Data shown:
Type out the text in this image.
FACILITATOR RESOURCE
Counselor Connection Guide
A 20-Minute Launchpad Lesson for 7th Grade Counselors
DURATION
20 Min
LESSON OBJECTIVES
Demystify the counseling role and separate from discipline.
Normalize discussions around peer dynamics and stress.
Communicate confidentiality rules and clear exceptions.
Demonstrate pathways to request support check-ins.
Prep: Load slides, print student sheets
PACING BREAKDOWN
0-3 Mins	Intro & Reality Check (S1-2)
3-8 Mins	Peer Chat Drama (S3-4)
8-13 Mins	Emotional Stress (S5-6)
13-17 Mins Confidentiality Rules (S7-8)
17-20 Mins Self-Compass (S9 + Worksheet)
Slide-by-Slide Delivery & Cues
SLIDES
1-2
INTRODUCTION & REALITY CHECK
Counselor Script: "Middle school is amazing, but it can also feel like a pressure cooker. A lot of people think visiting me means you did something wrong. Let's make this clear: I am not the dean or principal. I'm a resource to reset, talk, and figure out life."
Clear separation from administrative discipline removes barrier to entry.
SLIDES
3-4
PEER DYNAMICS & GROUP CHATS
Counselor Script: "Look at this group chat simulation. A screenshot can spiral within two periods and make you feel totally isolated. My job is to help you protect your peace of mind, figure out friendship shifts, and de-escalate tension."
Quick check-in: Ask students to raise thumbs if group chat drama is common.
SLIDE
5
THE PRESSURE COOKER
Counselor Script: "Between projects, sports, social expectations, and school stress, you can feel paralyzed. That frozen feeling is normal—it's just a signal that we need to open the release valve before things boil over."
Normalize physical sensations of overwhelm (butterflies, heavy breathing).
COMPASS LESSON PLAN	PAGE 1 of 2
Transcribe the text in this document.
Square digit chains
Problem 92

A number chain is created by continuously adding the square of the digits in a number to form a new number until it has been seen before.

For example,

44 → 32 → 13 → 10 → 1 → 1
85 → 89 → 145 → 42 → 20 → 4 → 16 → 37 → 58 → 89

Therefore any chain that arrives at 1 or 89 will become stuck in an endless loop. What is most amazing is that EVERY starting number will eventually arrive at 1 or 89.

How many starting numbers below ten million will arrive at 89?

Exercise requirements: Find each line holding the string "make" and copy it out.

Final result:
Counselor Script: "Middle school is amazing, but it can also feel like a pressure cooker. A lot of people think visiting me means you did something wrong. Let's make this clear: I am not the dean or principal. I'm a resource to reset, talk, and figure out life."
Counselor Script: "Look at this group chat simulation. A screenshot can spiral within two periods and make you feel totally isolated. My job is to help you protect your peace of mind, figure out friendship shifts, and de-escalate tension."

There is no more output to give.